* Start *

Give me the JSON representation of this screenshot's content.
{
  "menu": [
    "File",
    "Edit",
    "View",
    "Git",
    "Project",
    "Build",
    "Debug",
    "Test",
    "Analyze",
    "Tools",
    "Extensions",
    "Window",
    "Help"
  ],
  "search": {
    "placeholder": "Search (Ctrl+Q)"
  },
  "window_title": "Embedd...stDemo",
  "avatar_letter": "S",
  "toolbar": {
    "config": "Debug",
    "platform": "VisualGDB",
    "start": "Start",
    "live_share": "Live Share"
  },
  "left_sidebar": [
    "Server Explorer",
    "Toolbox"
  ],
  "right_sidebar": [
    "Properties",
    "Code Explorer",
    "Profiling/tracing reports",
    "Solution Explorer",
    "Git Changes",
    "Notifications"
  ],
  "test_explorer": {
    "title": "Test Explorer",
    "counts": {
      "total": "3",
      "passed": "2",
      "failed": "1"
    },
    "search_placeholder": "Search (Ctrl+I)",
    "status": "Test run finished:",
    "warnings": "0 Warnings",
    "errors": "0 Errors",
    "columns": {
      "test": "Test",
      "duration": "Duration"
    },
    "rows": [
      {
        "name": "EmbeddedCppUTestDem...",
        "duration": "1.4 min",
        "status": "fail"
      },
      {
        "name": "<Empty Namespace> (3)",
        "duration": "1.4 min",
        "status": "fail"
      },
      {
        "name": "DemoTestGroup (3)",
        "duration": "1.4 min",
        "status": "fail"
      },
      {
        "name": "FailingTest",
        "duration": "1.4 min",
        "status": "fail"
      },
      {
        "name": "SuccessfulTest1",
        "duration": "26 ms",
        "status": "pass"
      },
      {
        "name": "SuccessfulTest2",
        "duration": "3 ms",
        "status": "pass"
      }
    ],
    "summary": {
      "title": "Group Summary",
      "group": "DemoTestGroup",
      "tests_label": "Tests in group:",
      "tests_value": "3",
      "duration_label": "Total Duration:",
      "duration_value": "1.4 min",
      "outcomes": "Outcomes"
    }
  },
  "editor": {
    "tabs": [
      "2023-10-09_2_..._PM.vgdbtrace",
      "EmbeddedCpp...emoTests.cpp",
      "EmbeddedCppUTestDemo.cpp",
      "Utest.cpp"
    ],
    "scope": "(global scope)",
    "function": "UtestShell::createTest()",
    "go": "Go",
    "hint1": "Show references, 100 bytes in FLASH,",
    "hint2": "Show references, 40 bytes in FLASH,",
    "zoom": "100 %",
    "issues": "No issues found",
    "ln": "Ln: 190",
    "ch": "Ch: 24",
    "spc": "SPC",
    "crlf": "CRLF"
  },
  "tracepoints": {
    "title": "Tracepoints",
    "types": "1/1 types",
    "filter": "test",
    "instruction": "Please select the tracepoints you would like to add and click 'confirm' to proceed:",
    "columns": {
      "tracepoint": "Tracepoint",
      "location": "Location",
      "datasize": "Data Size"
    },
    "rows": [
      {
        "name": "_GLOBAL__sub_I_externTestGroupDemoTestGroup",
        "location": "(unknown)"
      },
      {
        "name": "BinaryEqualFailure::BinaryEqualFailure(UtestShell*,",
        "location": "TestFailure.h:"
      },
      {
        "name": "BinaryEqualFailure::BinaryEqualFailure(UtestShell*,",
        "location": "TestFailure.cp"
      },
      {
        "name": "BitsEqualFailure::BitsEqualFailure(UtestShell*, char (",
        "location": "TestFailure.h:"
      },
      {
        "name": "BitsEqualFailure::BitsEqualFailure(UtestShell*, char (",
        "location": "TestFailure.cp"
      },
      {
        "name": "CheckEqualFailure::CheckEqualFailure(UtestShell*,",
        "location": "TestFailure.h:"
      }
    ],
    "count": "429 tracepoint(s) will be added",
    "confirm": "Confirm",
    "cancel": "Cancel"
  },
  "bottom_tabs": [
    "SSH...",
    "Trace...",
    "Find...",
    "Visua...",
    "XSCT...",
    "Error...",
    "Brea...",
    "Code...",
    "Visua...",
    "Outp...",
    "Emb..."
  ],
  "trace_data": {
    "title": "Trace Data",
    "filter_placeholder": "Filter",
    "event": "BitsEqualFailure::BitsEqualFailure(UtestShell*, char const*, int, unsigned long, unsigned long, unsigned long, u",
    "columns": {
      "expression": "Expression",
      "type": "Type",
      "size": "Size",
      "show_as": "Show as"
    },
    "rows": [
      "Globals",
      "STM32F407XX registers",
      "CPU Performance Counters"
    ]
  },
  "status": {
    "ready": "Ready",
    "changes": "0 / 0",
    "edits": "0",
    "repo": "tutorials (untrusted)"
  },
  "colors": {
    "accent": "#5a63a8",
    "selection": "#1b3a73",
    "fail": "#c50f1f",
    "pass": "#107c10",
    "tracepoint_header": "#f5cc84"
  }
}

* End *

> _PROBLEM REQUIREMENTS_
Copy out the material word for word and line for line.

> _EXPECTED ANSWER_
Give me the JSON representation of this screenshot's content.
{
  "menu": [
    "File",
    "Edit",
    "View",
    "Git",
    "Project",
    "Build",
    "Debug",
    "Test",
    "Analyze",
    "Tools",
    "Extensions",
    "Window",
    "Help"
  ],
  "search": {
    "placeholder": "Search (Ctrl+Q)"
  },
  "window_title": "Embedd...stDemo",
  "avatar_letter": "S",
  "toolbar": {
    "config": "Debug",
    "platform": "VisualGDB",
    "start": "Start",
    "live_share": "Live Share"
  },
  "left_sidebar": [
    "Server Explorer",
    "Toolbox"
  ],
  "right_sidebar": [
    "Properties",
    "Code Explorer",
    "Profiling/tracing reports",
    "Solution Explorer",
    "Git Changes",
    "Notifications"
  ],
  "test_explorer": {
    "title": "Test Explorer",
    "counts": {
      "total": "3",
      "passed": "2",
      "failed": "1"
    },
    "search_placeholder": "Search (Ctrl+I)",
    "status": "Test run finished:",
    "warnings": "0 Warnings",
    "errors": "0 Errors",
    "columns": {
      "test": "Test",
      "duration": "Duration"
    },
    "rows": [
      {
        "name": "EmbeddedCppUTestDem...",
        "duration": "1.4 min",
        "status": "fail"
      },
      {
        "name": "<Empty Namespace> (3)",
        "duration": "1.4 min",
        "status": "fail"
      },
      {
        "name": "DemoTestGroup (3)",
        "duration": "1.4 min",
        "status": "fail"
      },
      {
        "name": "FailingTest",
        "duration": "1.4 min",
        "status": "fail"
      },
      {
        "name": "SuccessfulTest1",
        "duration": "26 ms",
        "status": "pass"
      },
      {
        "name": "SuccessfulTest2",
        "duration": "3 ms",
        "status": "pass"
      }
    ],
    "summary": {
      "title": "Group Summary",
      "group": "DemoTestGroup",
      "tests_label": "Tests in group:",
      "tests_value": "3",
      "duration_label": "Total Duration:",
      "duration_value": "1.4 min",
      "outcomes": "Outcomes"
    }
  },
  "editor": {
    "tabs": [
      "2023-10-09_2_..._PM.vgdbtrace",
      "EmbeddedCpp...emoTests.cpp",
      "EmbeddedCppUTestDemo.cpp",
      "Utest.cpp"
    ],
    "scope": "(global scope)",
    "function": "UtestShell::createTest()",
    "go": "Go",
    "hint1": "Show references, 100 bytes in FLASH,",
    "hint2": "Show references, 40 bytes in FLASH,",
    "zoom": "100 %",
    "issues": "No issues found",
    "ln": "Ln: 190",
    "ch": "Ch: 24",
    "spc": "SPC",
    "crlf": "CRLF"
  },
  "tracepoints": {
    "title": "Tracepoints",
    "types": "1/1 types",
    "filter": "test",
    "instruction": "Please select the tracepoints you would like to add and click 'confirm' to proceed:",
    "columns": {
      "tracepoint": "Tracepoint",
      "location": "Location",
      "datasize": "Data Size"
    },
    "rows": [
      {
        "name": "_GLOBAL__sub_I_externTestGroupDemoTestGroup",
        "location": "(unknown)"
      },
      {
        "name": "BinaryEqualFailure::BinaryEqualFailure(UtestShell*,",
        "location": "TestFailure.h:"
      },
      {
        "name": "BinaryEqualFailure::BinaryEqualFailure(UtestShell*,",
        "location": "TestFailure.cp"
      },
      {
        "name": "BitsEqualFailure::BitsEqualFailure(UtestShell*, char (",
        "location": "TestFailure.h:"
      },
      {
        "name": "BitsEqualFailure::BitsEqualFailure(UtestShell*, char (",
        "location": "TestFailure.cp"
      },
      {
        "name": "CheckEqualFailure::CheckEqualFailure(UtestShell*,",
        "location": "TestFailure.h:"
      }
    ],
    "count": "429 tracepoint(s) will be added",
    "confirm": "Confirm",
    "cancel": "Cancel"
  },
  "bottom_tabs": [
    "SSH...",
    "Trace...",
    "Find...",
    "Visua...",
    "XSCT...",
    "Error...",
    "Brea...",
    "Code...",
    "Visua...",
    "Outp...",
    "Emb..."
  ],
  "trace_data": {
    "title": "Trace Data",
    "filter_placeholder": "Filter",
    "event": "BitsEqualFailure::BitsEqualFailure(UtestShell*, char const*, int, unsigned long, unsigned long, unsigned long, u",
    "columns": {
      "expression": "Expression",
      "type": "Type",
      "size": "Size",
      "show_as": "Show as"
    },
    "rows": [
      "Globals",
      "STM32F407XX registers",
      "CPU Performance Counters"
    ]
  },
  "status": {
    "ready": "Ready",
    "changes": "0 / 0",
    "edits": "0",
    "repo": "tutorials (untrusted)"
  },
  "colors": {
    "accent": "#5a63a8",
    "selection": "#1b3a73",
    "fail": "#c50f1f",
    "pass": "#107c10",
    "tracepoint_header": "#f5cc84"
  }
}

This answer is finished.